Exercise >> Copy out all lines that hold "银河家电".
* start *
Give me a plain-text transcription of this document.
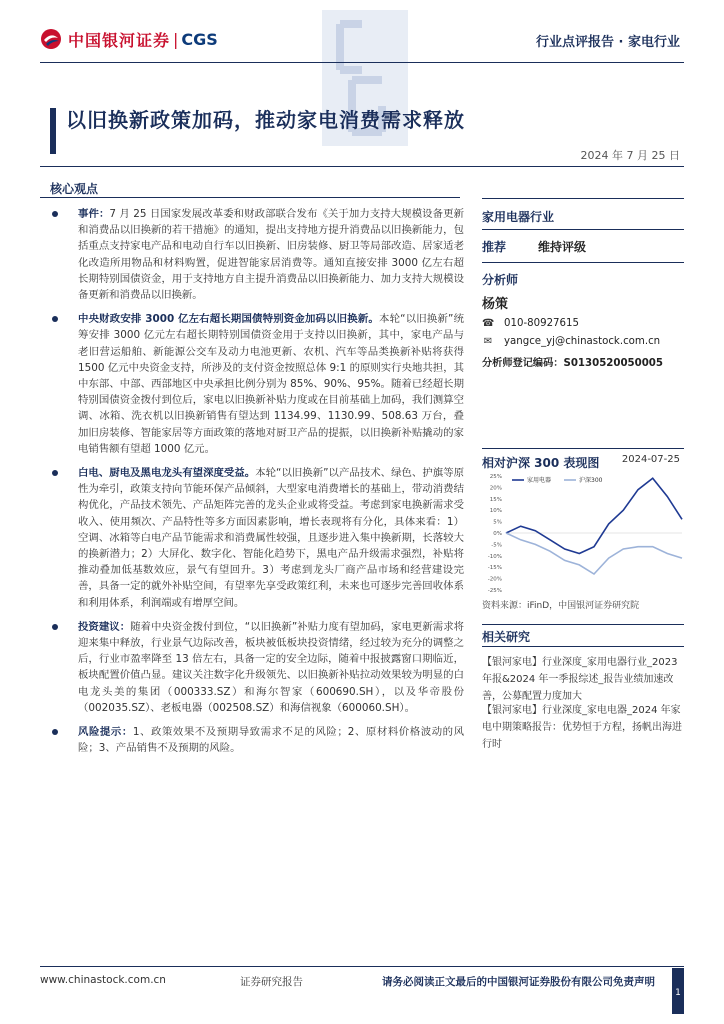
中国银河证券 | CGS	行业点评报告 · 家电行业
以旧换新政策加码，推动家电消费需求释放
2024 年 7 月 25 日
核心观点
事件：7 月 25 日国家发展改革委和财政部联合发布《关于加力支持大规模设备更新和消费品以旧换新的若干措施》的通知，提出支持地方提升消费品以旧换新能力，包括重点支持家电产品和电动自行车以旧换新、旧房装修、厨卫等局部改造、居家适老化改造所用物品和材料购置，促进智能家居消费等。通知直接安排 3000 亿左右超长期特别国债资金，用于支持地方自主提升消费品以旧换新能力、加力支持大规模设备更新和消费品以旧换新。
中央财政安排 3000 亿左右超长期国债特别资金加码以旧换新。本轮“以旧换新”统筹安排 3000 亿元左右超长期特别国债资金用于支持以旧换新，其中，家电产品与老旧营运船舶、新能源公交车及动力电池更新、农机、汽车等品类换新补贴将获得 1500 亿元中央资金支持，所涉及的支付资金按照总体 9:1 的原则实行央地共担，其中东部、中部、西部地区中央承担比例分别为 85%、90%、95%。随着已经超长期特别国债资金拨付到位后，家电以旧换新补贴力度或在目前基础上加码，我们测算空调、冰箱、洗衣机以旧换新销售有望达到 1134.99、1130.99、508.63 万台，叠加旧房装修、智能家居等方面政策的落地对厨卫产品的提振，以旧换新补贴撬动的家电销售额有望超 1000 亿元。
白电、厨电及黑电龙头有望深度受益。本轮“以旧换新”以产品技术、绿色、护旗等原性为牵引，政策支持向节能环保产品倾斜，大型家电消费增长的基础上，带动消费结构优化，产品技术领先、产品矩阵完善的龙头企业或将受益。考虑到家电换新需求受收入、使用频次、产品特性等多方面因素影响，增长表现将有分化，具体来看：1）空调、冰箱等白电产品节能需求和消费属性较强，且逐步进入集中换新期，长落较大的换新潜力；2）大屏化、数字化、智能化趋势下，黑电产品升级需求强烈，补贴将推动叠加低基数效应，景气有望回升。3）考虑到龙头厂商产品市场和经营建设完善，具备一定的就外补贴空间，有望率先享受政策红利，未来也可逐步完善回收体系和利用体系，利润端或有增厚空间。
投资建议：随着中央资金拨付到位，“以旧换新”补贴力度有望加码，家电更新需求将迎来集中释放，行业景气边际改善，板块被低板块投资情绪，经过较为充分的调整之后，行业市盈率降至 13 倍左右，具备一定的安全边际，随着中报披露窗口期临近，板块配置价值凸显。建议关注数字化升级领先、以旧换新补贴拉动效果较为明显的白电龙头美的集团（000333.SZ）和海尔智家（600690.SH），以及华帝股份（002035.SZ）、老板电器（002508.SZ）和海信视象（600060.SH）。
风险提示：1、政策效果不及预期导致需求不足的风险；2、原材料价格波动的风险；3、产品销售不及预期的风险。
家用电器行业
推荐	维持评级
分析师
杨策
☎ 010-80927615
✉ yangce_yj@chinastock.com.cn
分析师登记编码：S0130520050005
相对沪深 300 表现图	2024-07-25
25%
20%
15%
10%
5%
0%
-5%
-10%
-15%
-20%
-25%
家用电器	沪深300
资料来源：iFinD，中国银河证券研究院
相关研究
【银河家电】行业深度_家用电器行业_2023 年报&2024 年一季报综述_报告业绩加速改善，公募配置力度加大
【银河家电】行业深度_家电电器_2024 年家电中期策略报告：优势恒于方程，扬帆出海进行时
www.chinastock.com.cn	证券研究报告	请务必阅读正文最后的中国银河证券股份有限公司免责声明
1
* end *
Result of this exercise >>
【银河家电】行业深度_家用电器行业_2023 年报&2024 年一季报综述_报告业绩加速改善，公募配置力度加大
【银河家电】行业深度_家电电器_2024 年家电中期策略报告：优势恒于方程，扬帆出海进行时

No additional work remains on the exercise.